■ Material to process
-*-*-
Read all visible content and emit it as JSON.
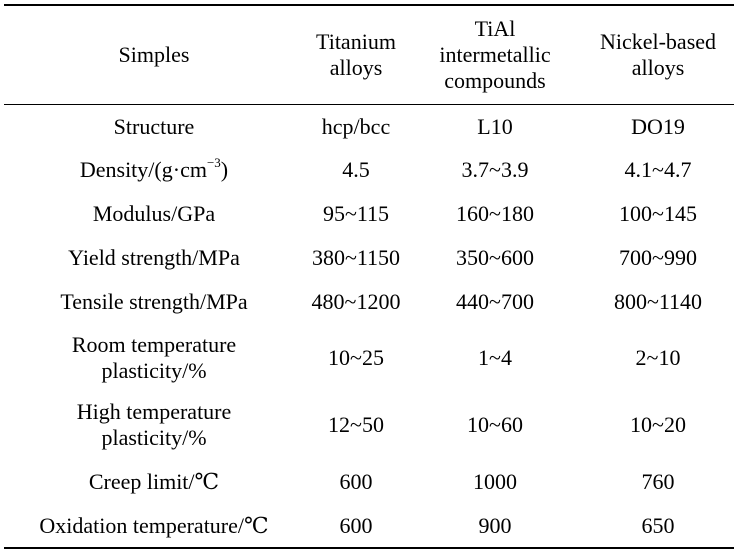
{
  "table": {
    "headers": [
      [
        "Simples"
      ],
      [
        "Titanium",
        "alloys"
      ],
      [
        "TiAl",
        "intermetallic",
        "compounds"
      ],
      [
        "Nickel-based",
        "alloys"
      ]
    ],
    "rows": [
      {
        "label": [
          "Structure"
        ],
        "values": [
          "hcp/bcc",
          "L10",
          "DO19"
        ]
      },
      {
        "label": [
          "Density/(g·cm",
          "−3",
          ")"
        ],
        "values": [
          "4.5",
          "3.7~3.9",
          "4.1~4.7"
        ]
      },
      {
        "label": [
          "Modulus/GPa"
        ],
        "values": [
          "95~115",
          "160~180",
          "100~145"
        ]
      },
      {
        "label": [
          "Yield strength/MPa"
        ],
        "values": [
          "380~1150",
          "350~600",
          "700~990"
        ]
      },
      {
        "label": [
          "Tensile strength/MPa"
        ],
        "values": [
          "480~1200",
          "440~700",
          "800~1140"
        ]
      },
      {
        "label": [
          "Room temperature",
          "plasticity/%"
        ],
        "values": [
          "10~25",
          "1~4",
          "2~10"
        ]
      },
      {
        "label": [
          "High temperature",
          "plasticity/%"
        ],
        "values": [
          "12~50",
          "10~60",
          "10~20"
        ]
      },
      {
        "label": [
          "Creep limit/℃"
        ],
        "values": [
          "600",
          "1000",
          "760"
        ]
      },
      {
        "label": [
          "Oxidation temperature/℃"
        ],
        "values": [
          "600",
          "900",
          "650"
        ]
      }
    ]
  }
}
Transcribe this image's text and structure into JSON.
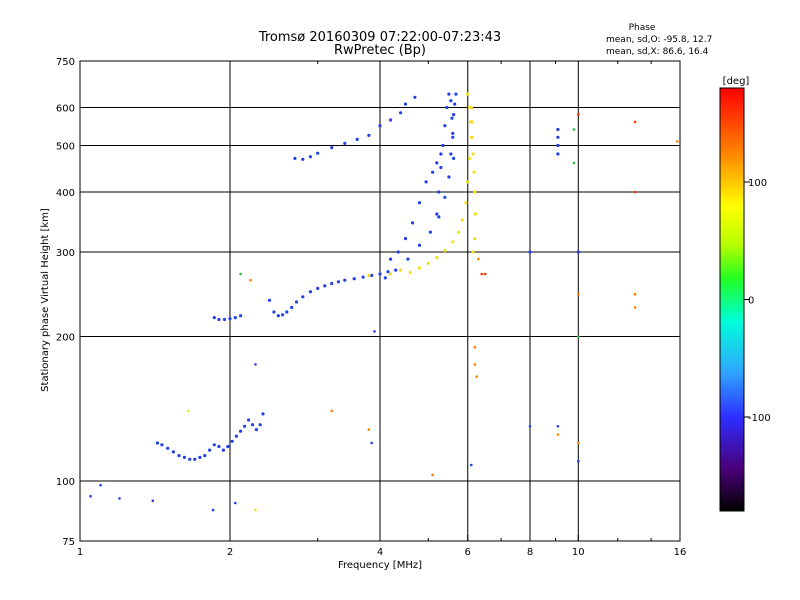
-*-*-
■ Task goal
Reproduce the data verbatim. Do not carry any picture into the copy.

■ The completed task
Read all visible content and emit it as JSON.
{
  "table": {
    "headers": [
      [
        "Simples"
      ],
      [
        "Titanium",
        "alloys"
      ],
      [
        "TiAl",
        "intermetallic",
        "compounds"
      ],
      [
        "Nickel-based",
        "alloys"
      ]
    ],
    "rows": [
      {
        "label": [
          "Structure"
        ],
        "values": [
          "hcp/bcc",
          "L10",
          "DO19"
        ]
      },
      {
        "label": [
          "Density/(g·cm",
          "−3",
          ")"
        ],
        "values": [
          "4.5",
          "3.7~3.9",
          "4.1~4.7"
        ]
      },
      {
        "label": [
          "Modulus/GPa"
        ],
        "values": [
          "95~115",
          "160~180",
          "100~145"
        ]
      },
      {
        "label": [
          "Yield strength/MPa"
        ],
        "values": [
          "380~1150",
          "350~600",
          "700~990"
        ]
      },
      {
        "label": [
          "Tensile strength/MPa"
        ],
        "values": [
          "480~1200",
          "440~700",
          "800~1140"
        ]
      },
      {
        "label": [
          "Room temperature",
          "plasticity/%"
        ],
        "values": [
          "10~25",
          "1~4",
          "2~10"
        ]
      },
      {
        "label": [
          "High temperature",
          "plasticity/%"
        ],
        "values": [
          "12~50",
          "10~60",
          "10~20"
        ]
      },
      {
        "label": [
          "Creep limit/℃"
        ],
        "values": [
          "600",
          "1000",
          "760"
        ]
      },
      {
        "label": [
          "Oxidation temperature/℃"
        ],
        "values": [
          "600",
          "900",
          "650"
        ]
      }
    ]
  }
}
Transcribe this image's text and structure into JSON.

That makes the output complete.